Pick out every line in the data below that holds "JSON".

○ ○ ○ ○

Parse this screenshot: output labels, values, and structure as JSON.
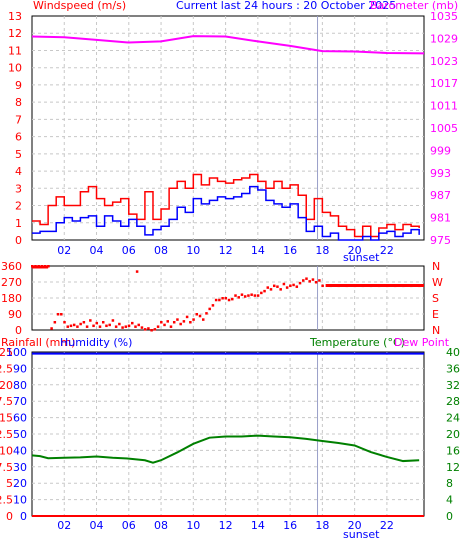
{
  "header": {
    "title": "Current last 24 hours : 20 October 2025",
    "left_label": "Windspeed (m/s)",
    "right_label": "Barometer (mb)"
  },
  "x_axis": {
    "ticks": [
      "02",
      "04",
      "06",
      "08",
      "10",
      "12",
      "14",
      "16",
      "18",
      "20",
      "22"
    ],
    "sunset_label": "sunset"
  },
  "chart_data": [
    {
      "type": "line",
      "name": "wind-barometer",
      "x_unit": "hours",
      "xlim": [
        0,
        24.3
      ],
      "ylabel_left": "Windspeed (m/s)",
      "ylabel_right": "Barometer (mb)",
      "ylim_left": [
        0,
        13
      ],
      "ylim_right": [
        975,
        1035
      ],
      "yticks_left": [
        "0",
        "1",
        "2",
        "3",
        "4",
        "5",
        "6",
        "7",
        "8",
        "9",
        "10",
        "11",
        "12",
        "13"
      ],
      "yticks_right": [
        "975",
        "981",
        "987",
        "993",
        "999",
        "1005",
        "1011",
        "1017",
        "1023",
        "1029",
        "1035"
      ],
      "grid": true,
      "series": [
        {
          "name": "Barometer",
          "color": "#ff00ff",
          "axis": "right",
          "x": [
            0,
            2,
            4,
            6,
            8,
            10,
            12,
            14,
            16,
            18,
            20,
            22,
            24.3
          ],
          "y": [
            1029.5,
            1029.3,
            1028.6,
            1027.9,
            1028.2,
            1029.6,
            1029.5,
            1028.2,
            1027.0,
            1025.6,
            1025.5,
            1025.1,
            1025.0
          ]
        },
        {
          "name": "Gust",
          "color": "#ff0000",
          "axis": "left",
          "x": [
            0,
            0.5,
            1,
            1.5,
            2,
            2.5,
            3,
            3.5,
            4,
            4.5,
            5,
            5.5,
            6,
            6.5,
            7,
            7.5,
            8,
            8.5,
            9,
            9.5,
            10,
            10.5,
            11,
            11.5,
            12,
            12.5,
            13,
            13.5,
            14,
            14.5,
            15,
            15.5,
            16,
            16.5,
            17,
            17.5,
            18,
            18.5,
            19,
            19.5,
            20,
            20.5,
            21,
            21.5,
            22,
            22.5,
            23,
            23.5,
            24
          ],
          "y": [
            1.1,
            0.9,
            2.0,
            2.5,
            2.0,
            2.0,
            2.8,
            3.1,
            2.4,
            2.0,
            2.2,
            2.4,
            1.5,
            1.2,
            2.8,
            1.2,
            1.8,
            3.0,
            3.4,
            3.0,
            3.8,
            3.2,
            3.6,
            3.4,
            3.3,
            3.5,
            3.6,
            3.8,
            3.4,
            3.0,
            3.4,
            3.0,
            3.2,
            2.6,
            1.2,
            2.4,
            1.6,
            1.4,
            0.8,
            0.6,
            0.2,
            0.8,
            0.2,
            0.7,
            0.9,
            0.6,
            0.9,
            0.8,
            0.7
          ]
        },
        {
          "name": "Speed",
          "color": "#0000ff",
          "axis": "left",
          "x": [
            0,
            0.5,
            1,
            1.5,
            2,
            2.5,
            3,
            3.5,
            4,
            4.5,
            5,
            5.5,
            6,
            6.5,
            7,
            7.5,
            8,
            8.5,
            9,
            9.5,
            10,
            10.5,
            11,
            11.5,
            12,
            12.5,
            13,
            13.5,
            14,
            14.5,
            15,
            15.5,
            16,
            16.5,
            17,
            17.5,
            18,
            18.5,
            19,
            19.5,
            20,
            20.5,
            21,
            21.5,
            22,
            22.5,
            23,
            23.5,
            24
          ],
          "y": [
            0.4,
            0.5,
            0.5,
            1.0,
            1.3,
            1.1,
            1.3,
            1.4,
            0.8,
            1.4,
            1.1,
            0.8,
            1.2,
            0.8,
            0.3,
            0.6,
            0.8,
            1.2,
            1.9,
            1.6,
            2.4,
            2.1,
            2.3,
            2.5,
            2.4,
            2.5,
            2.7,
            3.1,
            2.9,
            2.3,
            2.1,
            1.9,
            2.1,
            1.3,
            0.5,
            0.8,
            0.2,
            0.4,
            0.0,
            0.0,
            0.0,
            0.2,
            0.0,
            0.4,
            0.5,
            0.2,
            0.4,
            0.6,
            0.3
          ]
        }
      ]
    },
    {
      "type": "scatter",
      "name": "wind-direction",
      "x_unit": "hours",
      "xlim": [
        0,
        24.3
      ],
      "ylim": [
        0,
        360
      ],
      "yticks_left": [
        "0",
        "90",
        "180",
        "270",
        "360"
      ],
      "yticks_right": [
        "N",
        "E",
        "S",
        "W",
        "N"
      ],
      "grid": true,
      "series": [
        {
          "name": "Wind Direction",
          "color": "#ff0000",
          "x": [
            0.0,
            0.2,
            0.4,
            0.6,
            0.8,
            1.0,
            1.2,
            1.4,
            1.6,
            1.8,
            2.0,
            2.2,
            2.4,
            2.6,
            2.8,
            3.0,
            3.2,
            3.4,
            3.6,
            3.8,
            4.0,
            4.2,
            4.4,
            4.6,
            4.8,
            5.0,
            5.2,
            5.4,
            5.6,
            5.8,
            6.0,
            6.2,
            6.4,
            6.6,
            6.8,
            7.0,
            7.2,
            7.4,
            7.6,
            7.8,
            8.0,
            8.2,
            8.4,
            8.6,
            8.8,
            9.0,
            9.2,
            9.4,
            9.6,
            9.8,
            10.0,
            10.2,
            10.4,
            10.6,
            10.8,
            11.0,
            11.2,
            11.4,
            11.6,
            11.8,
            12.0,
            12.2,
            12.4,
            12.6,
            12.8,
            13.0,
            13.2,
            13.4,
            13.6,
            13.8,
            14.0,
            14.2,
            14.4,
            14.6,
            14.8,
            15.0,
            15.2,
            15.4,
            15.6,
            15.8,
            16.0,
            16.2,
            16.4,
            16.6,
            16.8,
            17.0,
            17.2,
            17.4,
            17.6,
            17.8,
            18.0,
            18.5,
            19.0,
            19.5,
            20.0,
            20.5,
            21.0,
            21.5,
            22.0,
            22.5,
            23.0,
            23.5,
            24.0,
            6.5
          ],
          "y": [
            360,
            360,
            360,
            360,
            360,
            360,
            10,
            45,
            90,
            90,
            45,
            20,
            25,
            30,
            20,
            35,
            45,
            20,
            55,
            25,
            40,
            20,
            45,
            25,
            30,
            55,
            20,
            35,
            15,
            20,
            25,
            40,
            20,
            30,
            15,
            5,
            10,
            0,
            5,
            20,
            45,
            30,
            50,
            20,
            45,
            60,
            35,
            50,
            75,
            45,
            60,
            90,
            80,
            60,
            95,
            120,
            140,
            170,
            170,
            180,
            180,
            170,
            175,
            195,
            185,
            200,
            190,
            195,
            200,
            195,
            195,
            210,
            220,
            240,
            230,
            250,
            245,
            230,
            260,
            240,
            250,
            255,
            245,
            265,
            280,
            290,
            275,
            285,
            270,
            280,
            250,
            250,
            250,
            250,
            250,
            250,
            250,
            250,
            250,
            250,
            250,
            250,
            250,
            330
          ]
        }
      ]
    },
    {
      "type": "line",
      "name": "rain-humidity-temperature",
      "x_unit": "hours",
      "xlim": [
        0,
        24.3
      ],
      "ylabel_left_1": "Rainfall (mm)",
      "ylabel_left_2": "Humidity (%)",
      "ylabel_right_1": "Temperature (°C)",
      "ylabel_right_2": "Dew Point",
      "yticks_rain": [
        "0",
        "2.5",
        "5",
        "7.5",
        "10",
        "12.5",
        "15",
        "17.5",
        "20",
        "22.5",
        "25"
      ],
      "yticks_humidity": [
        "0",
        "10",
        "20",
        "30",
        "40",
        "50",
        "60",
        "70",
        "80",
        "90",
        "100"
      ],
      "yticks_temperature": [
        "0",
        "4",
        "8",
        "12",
        "16",
        "20",
        "24",
        "28",
        "32",
        "36",
        "40"
      ],
      "ylim_rain": [
        0,
        25
      ],
      "ylim_humidity": [
        0,
        100
      ],
      "ylim_temperature": [
        0,
        40
      ],
      "grid": true,
      "series": [
        {
          "name": "Humidity",
          "color": "#0000ff",
          "axis": "humidity",
          "x": [
            0,
            24.3
          ],
          "y": [
            99,
            99
          ]
        },
        {
          "name": "Rainfall",
          "color": "#ff0000",
          "axis": "rain",
          "x": [
            0,
            24.3
          ],
          "y": [
            0,
            0
          ]
        },
        {
          "name": "Temperature",
          "color": "#008000",
          "axis": "temperature",
          "x": [
            0,
            0.5,
            1,
            2,
            3,
            4,
            5,
            6,
            7,
            7.5,
            8,
            9,
            10,
            11,
            12,
            13,
            14,
            15,
            16,
            17,
            18,
            19,
            20,
            21,
            22,
            23,
            24
          ],
          "y": [
            14.8,
            14.6,
            14.1,
            14.2,
            14.3,
            14.5,
            14.2,
            14.0,
            13.6,
            13.0,
            13.6,
            15.5,
            17.6,
            19.1,
            19.4,
            19.4,
            19.6,
            19.4,
            19.2,
            18.8,
            18.3,
            17.8,
            17.2,
            15.6,
            14.4,
            13.4,
            13.6
          ]
        }
      ]
    }
  ]
}
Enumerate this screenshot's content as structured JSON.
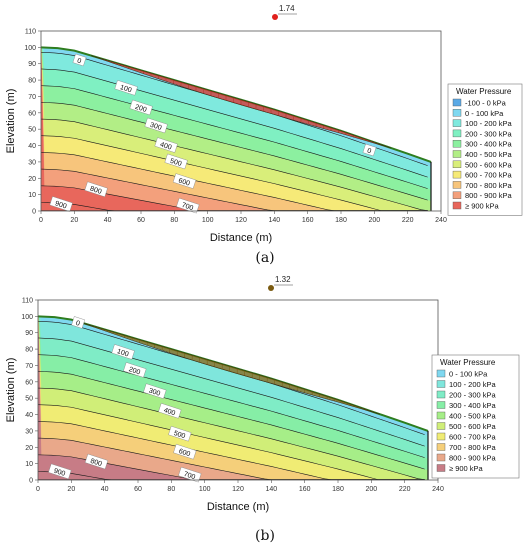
{
  "chart_data": [
    {
      "type": "heatmap",
      "panel_label": "(a)",
      "factor_of_safety": "1.74",
      "xlabel": "Distance (m)",
      "ylabel": "Elevation (m)",
      "xlim": [
        0,
        240
      ],
      "ylim": [
        0,
        110
      ],
      "x_ticks": [
        "0",
        "20",
        "40",
        "60",
        "80",
        "100",
        "120",
        "140",
        "160",
        "180",
        "200",
        "220",
        "240"
      ],
      "y_ticks": [
        "0",
        "10",
        "20",
        "30",
        "40",
        "50",
        "60",
        "70",
        "80",
        "90",
        "100",
        "110"
      ],
      "slope_profile": [
        [
          0,
          100
        ],
        [
          10,
          99.5
        ],
        [
          20,
          98
        ],
        [
          40,
          92
        ],
        [
          60,
          86
        ],
        [
          80,
          80
        ],
        [
          100,
          74
        ],
        [
          140,
          62
        ],
        [
          180,
          49
        ],
        [
          200,
          42
        ],
        [
          220,
          35
        ],
        [
          234,
          30
        ]
      ],
      "slip_surface_entry_exit": [
        [
          30,
          97
        ],
        [
          210,
          38
        ]
      ],
      "contour_labels": [
        {
          "text": "0",
          "x": 23,
          "y": 92
        },
        {
          "text": "100",
          "x": 51,
          "y": 75
        },
        {
          "text": "200",
          "x": 60,
          "y": 63
        },
        {
          "text": "300",
          "x": 69,
          "y": 52
        },
        {
          "text": "400",
          "x": 75,
          "y": 40
        },
        {
          "text": "500",
          "x": 81,
          "y": 30
        },
        {
          "text": "600",
          "x": 86,
          "y": 18
        },
        {
          "text": "700",
          "x": 88,
          "y": 3
        },
        {
          "text": "800",
          "x": 33,
          "y": 13
        },
        {
          "text": "900",
          "x": 12,
          "y": 4
        },
        {
          "text": "0",
          "x": 197,
          "y": 37
        }
      ],
      "legend": {
        "title": "Water Pressure",
        "position": "right",
        "items": [
          {
            "label": "-100 - 0 kPa",
            "color": "#5aa9e6"
          },
          {
            "label": "0 - 100 kPa",
            "color": "#7fd8f0"
          },
          {
            "label": "100 - 200 kPa",
            "color": "#7fe9de"
          },
          {
            "label": "200 - 300 kPa",
            "color": "#7ff0c2"
          },
          {
            "label": "300 - 400 kPa",
            "color": "#8cf0a0"
          },
          {
            "label": "400 - 500 kPa",
            "color": "#b2ee86"
          },
          {
            "label": "500 - 600 kPa",
            "color": "#d9ee7a"
          },
          {
            "label": "600 - 700 kPa",
            "color": "#f6ea78"
          },
          {
            "label": "700 - 800 kPa",
            "color": "#f7c57c"
          },
          {
            "label": "800 - 900 kPa",
            "color": "#f3a07c"
          },
          {
            "label": "≥ 900 kPa",
            "color": "#e8675c"
          }
        ]
      },
      "fs_marker_color": "#e0201c",
      "slices_color": "#d9332a"
    },
    {
      "type": "heatmap",
      "panel_label": "(b)",
      "factor_of_safety": "1.32",
      "xlabel": "Distance (m)",
      "ylabel": "Elevation (m)",
      "xlim": [
        0,
        240
      ],
      "ylim": [
        0,
        110
      ],
      "x_ticks": [
        "0",
        "20",
        "40",
        "60",
        "80",
        "100",
        "120",
        "140",
        "160",
        "180",
        "200",
        "220",
        "240"
      ],
      "y_ticks": [
        "0",
        "10",
        "20",
        "30",
        "40",
        "50",
        "60",
        "70",
        "80",
        "90",
        "100",
        "110"
      ],
      "slope_profile": [
        [
          0,
          100
        ],
        [
          10,
          99.5
        ],
        [
          20,
          98
        ],
        [
          40,
          92
        ],
        [
          60,
          86
        ],
        [
          80,
          80
        ],
        [
          100,
          74
        ],
        [
          140,
          62
        ],
        [
          180,
          49
        ],
        [
          200,
          42
        ],
        [
          220,
          35
        ],
        [
          234,
          30
        ]
      ],
      "slip_surface_entry_exit": [
        [
          25,
          98
        ],
        [
          205,
          40
        ]
      ],
      "contour_labels": [
        {
          "text": "0",
          "x": 24,
          "y": 96
        },
        {
          "text": "100",
          "x": 51,
          "y": 78
        },
        {
          "text": "200",
          "x": 58,
          "y": 67
        },
        {
          "text": "300",
          "x": 70,
          "y": 54
        },
        {
          "text": "400",
          "x": 79,
          "y": 42
        },
        {
          "text": "500",
          "x": 85,
          "y": 28
        },
        {
          "text": "600",
          "x": 88,
          "y": 17
        },
        {
          "text": "700",
          "x": 91,
          "y": 3
        },
        {
          "text": "800",
          "x": 35,
          "y": 11
        },
        {
          "text": "900",
          "x": 13,
          "y": 5
        }
      ],
      "legend": {
        "title": "Water Pressure",
        "position": "right",
        "items": [
          {
            "label": "0 - 100 kPa",
            "color": "#7fd8f0"
          },
          {
            "label": "100 - 200 kPa",
            "color": "#7fe6dc"
          },
          {
            "label": "200 - 300 kPa",
            "color": "#7fecc6"
          },
          {
            "label": "300 - 400 kPa",
            "color": "#86eea6"
          },
          {
            "label": "400 - 500 kPa",
            "color": "#a6ee88"
          },
          {
            "label": "500 - 600 kPa",
            "color": "#d0ee78"
          },
          {
            "label": "600 - 700 kPa",
            "color": "#f0ec74"
          },
          {
            "label": "700 - 800 kPa",
            "color": "#f5cf7a"
          },
          {
            "label": "800 - 900 kPa",
            "color": "#e9a88a"
          },
          {
            "label": "≥ 900 kPa",
            "color": "#c77c86"
          }
        ]
      },
      "fs_marker_color": "#7a5a10",
      "slices_color": "#8a6a12"
    }
  ]
}
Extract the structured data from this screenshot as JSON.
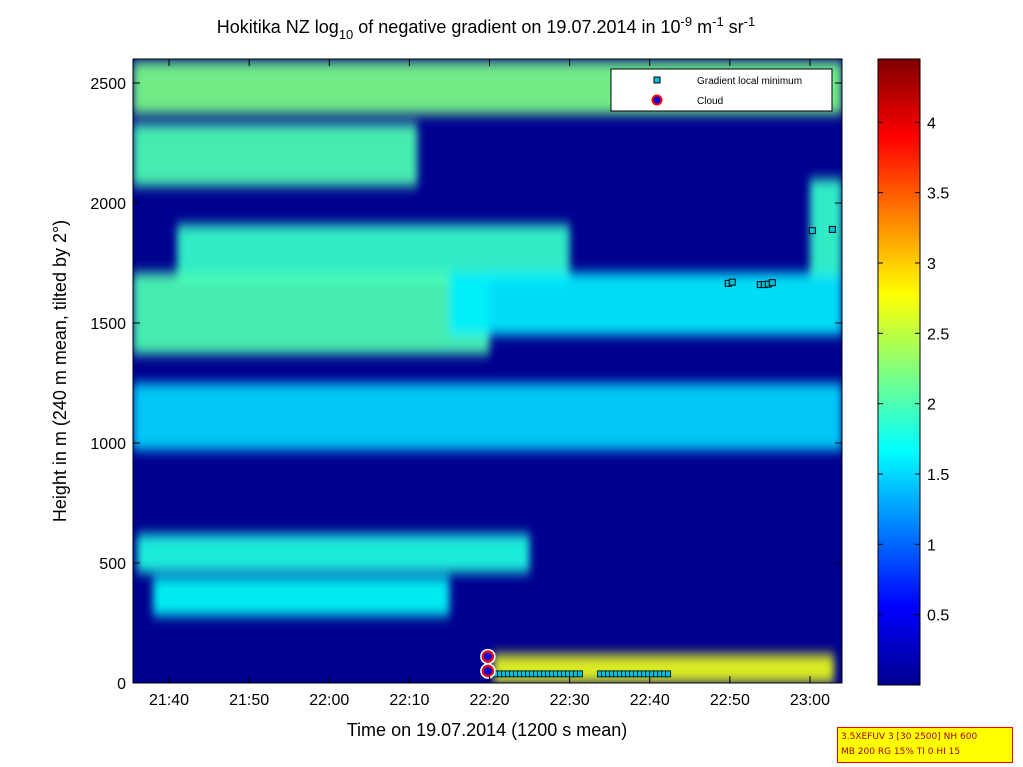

○ ○ ○ ○

FULL OUTPUT
Parse this screenshot: output labels, values, and structure as JSON.
Enumerate this screenshot's content as structured JSON.
Extract the structured data from this screenshot as JSON.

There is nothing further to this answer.